WRITTEN INSTRUCTION →
Exactly as given, repeat all of the entries.

-------

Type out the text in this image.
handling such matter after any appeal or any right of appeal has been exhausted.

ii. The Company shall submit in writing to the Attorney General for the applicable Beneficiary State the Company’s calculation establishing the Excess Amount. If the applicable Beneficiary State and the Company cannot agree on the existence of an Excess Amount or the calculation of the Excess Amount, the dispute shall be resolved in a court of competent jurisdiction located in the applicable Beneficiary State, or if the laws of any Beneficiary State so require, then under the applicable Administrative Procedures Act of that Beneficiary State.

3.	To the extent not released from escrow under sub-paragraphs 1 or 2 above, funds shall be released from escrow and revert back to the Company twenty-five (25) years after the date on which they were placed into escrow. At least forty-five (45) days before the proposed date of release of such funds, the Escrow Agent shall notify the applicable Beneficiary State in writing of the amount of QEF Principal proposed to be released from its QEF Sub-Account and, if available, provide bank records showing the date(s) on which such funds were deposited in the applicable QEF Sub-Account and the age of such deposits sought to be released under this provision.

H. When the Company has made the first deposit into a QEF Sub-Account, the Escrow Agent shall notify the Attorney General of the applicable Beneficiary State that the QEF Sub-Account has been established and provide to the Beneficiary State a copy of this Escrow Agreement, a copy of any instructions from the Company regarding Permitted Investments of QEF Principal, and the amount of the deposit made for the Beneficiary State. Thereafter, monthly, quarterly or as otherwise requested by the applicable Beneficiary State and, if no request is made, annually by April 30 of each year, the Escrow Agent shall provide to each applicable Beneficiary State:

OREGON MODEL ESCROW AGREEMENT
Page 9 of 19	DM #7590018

-------

RESULT OF THE EXERCISE →
Type out the text in this image.
handling such matter after any appeal or any right of appeal has been exhausted.

ii. The Company shall submit in writing to the Attorney General for the applicable Beneficiary State the Company’s calculation establishing the Excess Amount. If the applicable Beneficiary State and the Company cannot agree on the existence of an Excess Amount or the calculation of the Excess Amount, the dispute shall be resolved in a court of competent jurisdiction located in the applicable Beneficiary State, or if the laws of any Beneficiary State so require, then under the applicable Administrative Procedures Act of that Beneficiary State.

3.	To the extent not released from escrow under sub-paragraphs 1 or 2 above, funds shall be released from escrow and revert back to the Company twenty-five (25) years after the date on which they were placed into escrow. At least forty-five (45) days before the proposed date of release of such funds, the Escrow Agent shall notify the applicable Beneficiary State in writing of the amount of QEF Principal proposed to be released from its QEF Sub-Account and, if available, provide bank records showing the date(s) on which such funds were deposited in the applicable QEF Sub-Account and the age of such deposits sought to be released under this provision.

H. When the Company has made the first deposit into a QEF Sub-Account, the Escrow Agent shall notify the Attorney General of the applicable Beneficiary State that the QEF Sub-Account has been established and provide to the Beneficiary State a copy of this Escrow Agreement, a copy of any instructions from the Company regarding Permitted Investments of QEF Principal, and the amount of the deposit made for the Beneficiary State. Thereafter, monthly, quarterly or as otherwise requested by the applicable Beneficiary State and, if no request is made, annually by April 30 of each year, the Escrow Agent shall provide to each applicable Beneficiary State:

OREGON MODEL ESCROW AGREEMENT
Page 9 of 19	DM #7590018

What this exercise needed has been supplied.